• WHAT THE EXERCISE ASKS
Among the entries below, find the lines with "smallcaps" and copy them.

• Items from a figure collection
⟨

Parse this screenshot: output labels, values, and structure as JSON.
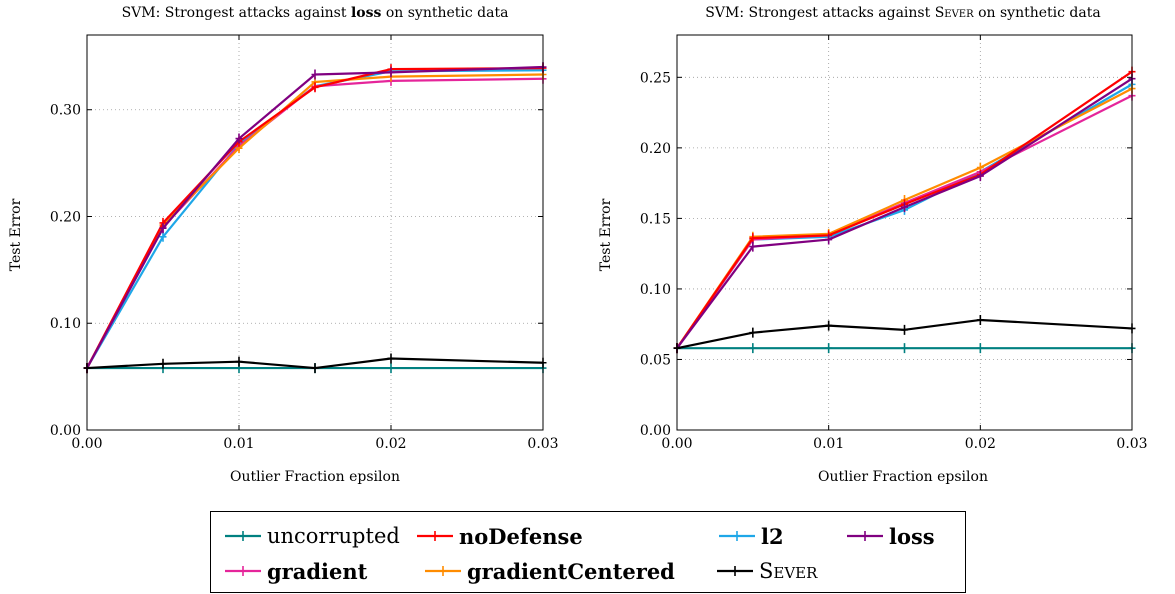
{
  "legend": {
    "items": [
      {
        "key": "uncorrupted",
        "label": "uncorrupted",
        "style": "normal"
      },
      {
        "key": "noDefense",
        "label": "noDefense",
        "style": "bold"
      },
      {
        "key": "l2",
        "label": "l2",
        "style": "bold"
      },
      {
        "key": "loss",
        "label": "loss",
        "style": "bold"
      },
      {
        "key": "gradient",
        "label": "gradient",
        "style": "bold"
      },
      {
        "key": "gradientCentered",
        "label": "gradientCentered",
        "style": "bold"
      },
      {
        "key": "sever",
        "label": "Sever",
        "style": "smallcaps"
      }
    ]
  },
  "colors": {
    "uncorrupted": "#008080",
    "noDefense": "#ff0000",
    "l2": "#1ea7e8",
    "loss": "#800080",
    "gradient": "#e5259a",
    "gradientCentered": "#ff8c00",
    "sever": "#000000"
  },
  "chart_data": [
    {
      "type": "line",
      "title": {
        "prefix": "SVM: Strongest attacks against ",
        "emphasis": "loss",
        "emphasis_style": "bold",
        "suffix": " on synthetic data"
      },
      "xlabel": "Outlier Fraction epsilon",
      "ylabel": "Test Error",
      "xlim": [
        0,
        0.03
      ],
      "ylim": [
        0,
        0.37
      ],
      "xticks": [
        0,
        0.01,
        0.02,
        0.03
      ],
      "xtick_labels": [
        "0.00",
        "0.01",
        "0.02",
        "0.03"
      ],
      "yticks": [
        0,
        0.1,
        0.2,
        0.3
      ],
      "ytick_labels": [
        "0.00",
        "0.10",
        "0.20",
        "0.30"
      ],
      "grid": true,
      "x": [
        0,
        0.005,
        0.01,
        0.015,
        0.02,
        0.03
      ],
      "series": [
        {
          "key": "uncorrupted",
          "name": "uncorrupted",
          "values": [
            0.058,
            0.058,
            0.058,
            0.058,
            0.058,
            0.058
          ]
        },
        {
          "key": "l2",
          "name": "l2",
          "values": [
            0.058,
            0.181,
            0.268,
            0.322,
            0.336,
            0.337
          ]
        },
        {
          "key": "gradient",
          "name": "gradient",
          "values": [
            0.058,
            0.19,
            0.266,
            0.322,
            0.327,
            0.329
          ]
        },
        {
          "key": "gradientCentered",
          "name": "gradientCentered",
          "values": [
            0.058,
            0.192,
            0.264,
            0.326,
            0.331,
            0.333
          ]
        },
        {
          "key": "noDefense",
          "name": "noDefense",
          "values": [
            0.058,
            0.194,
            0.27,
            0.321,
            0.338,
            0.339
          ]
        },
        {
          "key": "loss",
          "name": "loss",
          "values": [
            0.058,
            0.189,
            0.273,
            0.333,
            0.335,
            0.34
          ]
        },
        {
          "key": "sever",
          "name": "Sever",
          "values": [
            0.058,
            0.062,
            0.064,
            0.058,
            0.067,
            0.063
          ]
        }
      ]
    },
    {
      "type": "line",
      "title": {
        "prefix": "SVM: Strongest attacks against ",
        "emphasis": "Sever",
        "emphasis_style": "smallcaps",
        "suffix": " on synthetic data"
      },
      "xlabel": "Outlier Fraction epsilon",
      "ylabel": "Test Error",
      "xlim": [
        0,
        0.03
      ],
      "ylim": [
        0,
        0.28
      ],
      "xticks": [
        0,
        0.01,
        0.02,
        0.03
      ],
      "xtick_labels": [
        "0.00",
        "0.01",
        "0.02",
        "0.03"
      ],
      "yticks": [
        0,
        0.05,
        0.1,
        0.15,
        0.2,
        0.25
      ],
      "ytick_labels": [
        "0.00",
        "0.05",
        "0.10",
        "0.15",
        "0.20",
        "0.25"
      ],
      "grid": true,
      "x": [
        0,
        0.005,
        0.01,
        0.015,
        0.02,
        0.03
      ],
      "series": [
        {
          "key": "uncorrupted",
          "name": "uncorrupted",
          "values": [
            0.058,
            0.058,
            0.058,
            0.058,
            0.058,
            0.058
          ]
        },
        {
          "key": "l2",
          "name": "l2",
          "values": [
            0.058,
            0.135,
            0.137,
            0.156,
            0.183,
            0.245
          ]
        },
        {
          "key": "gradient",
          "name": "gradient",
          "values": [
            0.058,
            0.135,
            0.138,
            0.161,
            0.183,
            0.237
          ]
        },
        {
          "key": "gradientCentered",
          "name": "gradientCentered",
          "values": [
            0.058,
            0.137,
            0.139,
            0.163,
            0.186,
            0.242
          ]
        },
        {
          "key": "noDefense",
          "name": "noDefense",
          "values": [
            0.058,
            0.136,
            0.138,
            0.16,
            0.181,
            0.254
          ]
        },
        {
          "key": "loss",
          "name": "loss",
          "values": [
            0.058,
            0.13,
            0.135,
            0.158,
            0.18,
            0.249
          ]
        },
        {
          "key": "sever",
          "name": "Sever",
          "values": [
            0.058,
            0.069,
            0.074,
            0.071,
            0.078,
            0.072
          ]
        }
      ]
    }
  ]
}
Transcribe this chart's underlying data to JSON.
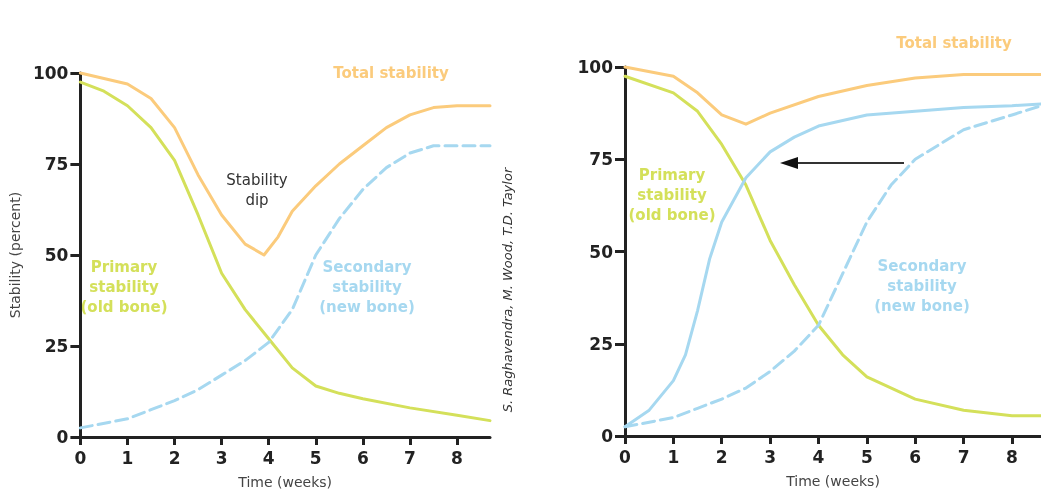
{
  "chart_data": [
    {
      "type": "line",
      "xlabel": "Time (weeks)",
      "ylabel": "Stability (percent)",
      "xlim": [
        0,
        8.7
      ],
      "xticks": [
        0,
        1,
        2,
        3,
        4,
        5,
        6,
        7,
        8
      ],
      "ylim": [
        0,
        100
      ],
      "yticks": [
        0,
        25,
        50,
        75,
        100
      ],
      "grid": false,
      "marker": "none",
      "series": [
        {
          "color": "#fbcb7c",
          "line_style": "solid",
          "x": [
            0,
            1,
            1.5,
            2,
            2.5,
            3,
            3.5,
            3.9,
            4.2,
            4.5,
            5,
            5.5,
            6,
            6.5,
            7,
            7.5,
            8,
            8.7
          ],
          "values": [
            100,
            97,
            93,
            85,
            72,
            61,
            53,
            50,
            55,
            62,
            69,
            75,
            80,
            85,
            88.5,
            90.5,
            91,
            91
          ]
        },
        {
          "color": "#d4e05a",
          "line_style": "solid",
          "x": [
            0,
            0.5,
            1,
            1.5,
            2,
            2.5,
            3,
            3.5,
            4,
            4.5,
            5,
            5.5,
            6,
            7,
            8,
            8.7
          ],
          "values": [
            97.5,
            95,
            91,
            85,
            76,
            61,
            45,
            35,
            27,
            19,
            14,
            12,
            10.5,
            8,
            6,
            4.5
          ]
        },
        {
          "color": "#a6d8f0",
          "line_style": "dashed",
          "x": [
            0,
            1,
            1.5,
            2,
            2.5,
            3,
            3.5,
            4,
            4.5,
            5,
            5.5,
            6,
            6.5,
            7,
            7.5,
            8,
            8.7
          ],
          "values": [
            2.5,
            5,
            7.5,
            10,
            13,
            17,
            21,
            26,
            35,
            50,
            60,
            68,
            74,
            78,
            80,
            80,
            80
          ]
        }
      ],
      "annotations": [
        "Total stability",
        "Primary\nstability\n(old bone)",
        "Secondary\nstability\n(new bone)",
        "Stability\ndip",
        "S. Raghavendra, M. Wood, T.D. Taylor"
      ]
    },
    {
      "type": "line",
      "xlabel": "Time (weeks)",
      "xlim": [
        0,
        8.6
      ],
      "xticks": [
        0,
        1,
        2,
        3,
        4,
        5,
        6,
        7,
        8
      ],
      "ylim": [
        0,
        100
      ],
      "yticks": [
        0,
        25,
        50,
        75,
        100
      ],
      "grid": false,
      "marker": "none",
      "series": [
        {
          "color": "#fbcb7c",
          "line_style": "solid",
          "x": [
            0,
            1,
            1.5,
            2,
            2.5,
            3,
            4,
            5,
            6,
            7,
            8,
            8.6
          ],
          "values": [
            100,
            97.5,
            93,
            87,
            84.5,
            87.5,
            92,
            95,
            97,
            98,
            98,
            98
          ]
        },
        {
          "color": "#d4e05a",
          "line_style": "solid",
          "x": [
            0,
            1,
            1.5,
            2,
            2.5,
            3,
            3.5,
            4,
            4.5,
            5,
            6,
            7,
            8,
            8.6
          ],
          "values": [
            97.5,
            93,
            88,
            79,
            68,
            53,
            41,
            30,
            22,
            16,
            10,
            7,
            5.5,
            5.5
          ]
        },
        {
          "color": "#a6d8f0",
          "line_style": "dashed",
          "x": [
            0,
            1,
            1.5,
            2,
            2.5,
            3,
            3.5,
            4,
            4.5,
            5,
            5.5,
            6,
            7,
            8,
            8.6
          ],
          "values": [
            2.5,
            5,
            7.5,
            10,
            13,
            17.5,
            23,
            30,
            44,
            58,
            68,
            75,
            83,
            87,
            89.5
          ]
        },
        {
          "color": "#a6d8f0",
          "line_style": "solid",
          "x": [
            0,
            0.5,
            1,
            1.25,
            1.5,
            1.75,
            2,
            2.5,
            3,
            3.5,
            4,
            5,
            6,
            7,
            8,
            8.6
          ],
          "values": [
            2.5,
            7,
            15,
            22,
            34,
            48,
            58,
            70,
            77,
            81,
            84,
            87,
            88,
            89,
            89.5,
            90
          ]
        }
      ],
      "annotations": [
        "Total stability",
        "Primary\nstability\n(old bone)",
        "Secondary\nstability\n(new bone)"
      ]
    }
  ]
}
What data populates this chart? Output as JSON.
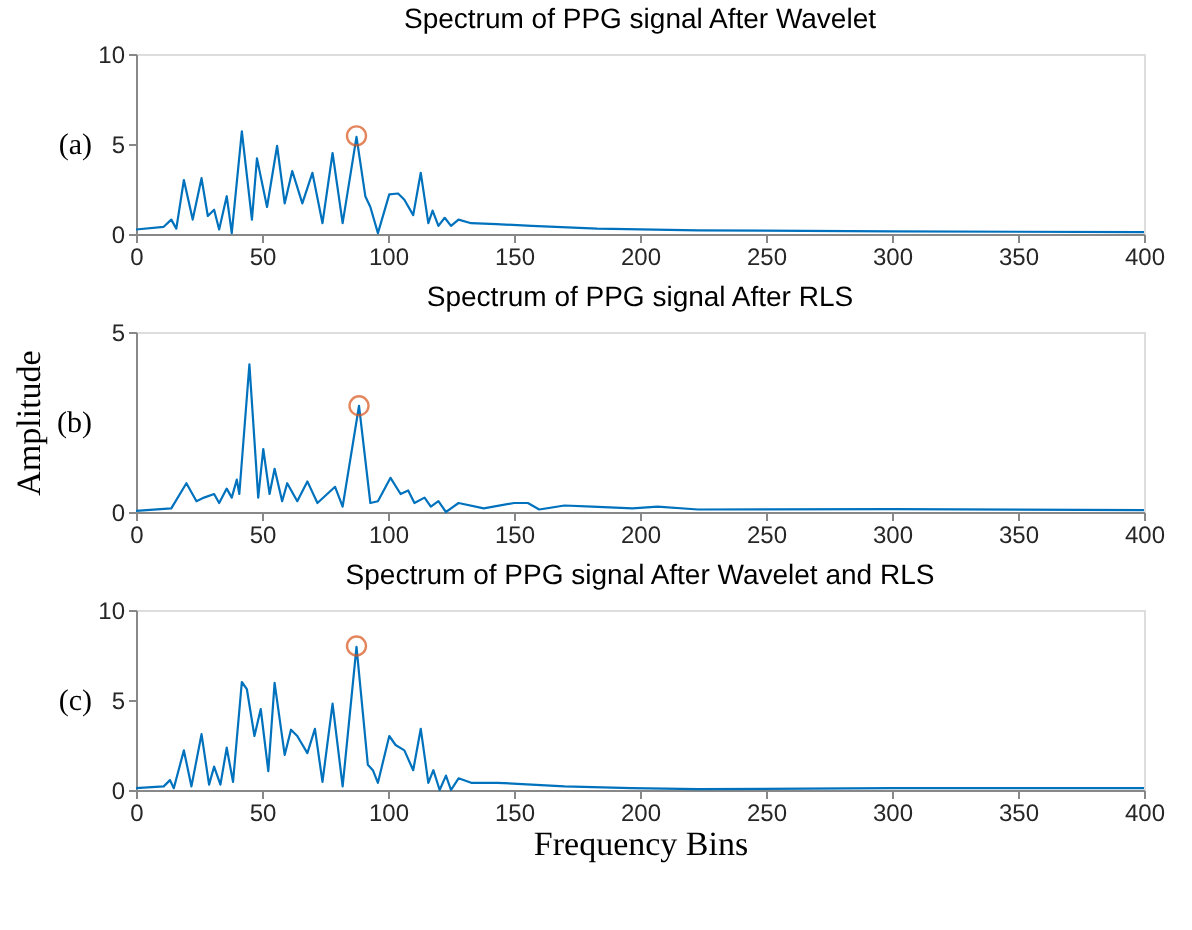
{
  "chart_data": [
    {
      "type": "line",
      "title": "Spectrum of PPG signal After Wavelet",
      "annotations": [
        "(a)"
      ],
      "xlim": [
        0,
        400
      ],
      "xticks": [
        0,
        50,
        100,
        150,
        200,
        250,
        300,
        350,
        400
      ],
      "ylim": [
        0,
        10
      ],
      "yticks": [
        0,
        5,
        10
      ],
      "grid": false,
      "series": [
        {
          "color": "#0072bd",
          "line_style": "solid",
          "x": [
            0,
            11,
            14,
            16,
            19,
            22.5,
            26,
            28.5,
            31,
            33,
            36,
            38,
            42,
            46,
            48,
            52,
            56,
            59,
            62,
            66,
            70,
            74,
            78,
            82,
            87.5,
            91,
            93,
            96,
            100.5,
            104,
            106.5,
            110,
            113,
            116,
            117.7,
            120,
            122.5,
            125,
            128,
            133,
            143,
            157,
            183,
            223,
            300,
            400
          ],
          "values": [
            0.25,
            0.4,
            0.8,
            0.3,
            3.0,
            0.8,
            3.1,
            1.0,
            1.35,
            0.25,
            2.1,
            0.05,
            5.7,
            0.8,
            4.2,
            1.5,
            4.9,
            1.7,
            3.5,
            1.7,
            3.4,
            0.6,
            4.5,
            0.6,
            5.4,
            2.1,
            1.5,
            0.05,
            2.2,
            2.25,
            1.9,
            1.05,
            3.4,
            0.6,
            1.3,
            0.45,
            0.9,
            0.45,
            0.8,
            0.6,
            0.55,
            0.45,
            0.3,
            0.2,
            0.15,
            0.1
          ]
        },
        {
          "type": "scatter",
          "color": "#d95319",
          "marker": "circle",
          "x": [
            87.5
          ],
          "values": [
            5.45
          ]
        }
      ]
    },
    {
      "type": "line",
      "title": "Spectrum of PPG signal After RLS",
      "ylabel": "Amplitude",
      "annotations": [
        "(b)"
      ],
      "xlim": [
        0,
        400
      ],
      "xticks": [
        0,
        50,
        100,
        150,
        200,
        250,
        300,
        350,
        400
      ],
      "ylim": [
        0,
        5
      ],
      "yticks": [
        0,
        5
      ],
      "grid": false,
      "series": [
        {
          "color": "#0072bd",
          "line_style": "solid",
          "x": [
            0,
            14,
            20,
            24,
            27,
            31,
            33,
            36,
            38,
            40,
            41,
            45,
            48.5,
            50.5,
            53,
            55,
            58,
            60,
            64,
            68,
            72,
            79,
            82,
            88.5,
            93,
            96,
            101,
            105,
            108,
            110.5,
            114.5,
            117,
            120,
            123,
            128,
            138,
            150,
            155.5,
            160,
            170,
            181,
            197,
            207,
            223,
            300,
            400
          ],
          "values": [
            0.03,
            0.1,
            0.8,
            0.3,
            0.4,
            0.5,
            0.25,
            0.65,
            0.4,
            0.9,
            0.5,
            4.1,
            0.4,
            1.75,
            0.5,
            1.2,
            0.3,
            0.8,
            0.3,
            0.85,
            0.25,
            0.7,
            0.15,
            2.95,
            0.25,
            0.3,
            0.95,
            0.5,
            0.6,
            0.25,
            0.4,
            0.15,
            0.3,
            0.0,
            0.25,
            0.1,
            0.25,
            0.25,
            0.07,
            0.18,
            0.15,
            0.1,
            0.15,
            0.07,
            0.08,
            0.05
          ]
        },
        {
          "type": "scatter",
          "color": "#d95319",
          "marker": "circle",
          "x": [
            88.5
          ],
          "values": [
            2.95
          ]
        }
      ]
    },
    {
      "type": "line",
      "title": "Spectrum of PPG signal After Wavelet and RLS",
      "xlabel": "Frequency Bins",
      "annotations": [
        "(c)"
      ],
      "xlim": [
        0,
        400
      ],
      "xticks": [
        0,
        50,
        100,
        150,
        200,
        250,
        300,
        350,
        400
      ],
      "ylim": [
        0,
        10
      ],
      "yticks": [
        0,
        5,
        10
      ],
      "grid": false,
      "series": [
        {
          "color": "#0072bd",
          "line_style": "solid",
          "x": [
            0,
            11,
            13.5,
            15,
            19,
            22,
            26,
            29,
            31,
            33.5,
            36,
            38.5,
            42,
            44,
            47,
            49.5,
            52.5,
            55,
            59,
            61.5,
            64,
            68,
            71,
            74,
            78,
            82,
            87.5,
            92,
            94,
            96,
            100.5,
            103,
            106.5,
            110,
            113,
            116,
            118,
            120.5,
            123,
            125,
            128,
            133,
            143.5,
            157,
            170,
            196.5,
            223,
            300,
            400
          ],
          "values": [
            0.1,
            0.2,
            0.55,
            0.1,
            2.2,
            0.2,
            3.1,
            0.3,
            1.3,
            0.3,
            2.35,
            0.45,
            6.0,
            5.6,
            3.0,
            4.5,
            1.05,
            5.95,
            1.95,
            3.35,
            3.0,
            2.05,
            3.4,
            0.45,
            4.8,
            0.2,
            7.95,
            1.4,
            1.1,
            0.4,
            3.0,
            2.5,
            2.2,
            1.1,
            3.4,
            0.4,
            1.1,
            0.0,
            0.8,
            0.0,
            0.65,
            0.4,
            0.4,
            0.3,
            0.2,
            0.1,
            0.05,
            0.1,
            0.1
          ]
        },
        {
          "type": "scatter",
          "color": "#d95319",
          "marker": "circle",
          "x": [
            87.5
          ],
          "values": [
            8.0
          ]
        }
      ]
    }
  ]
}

⟩

• OUTPUT
        "style": "smallcaps"
        "emphasis_style": "smallcaps",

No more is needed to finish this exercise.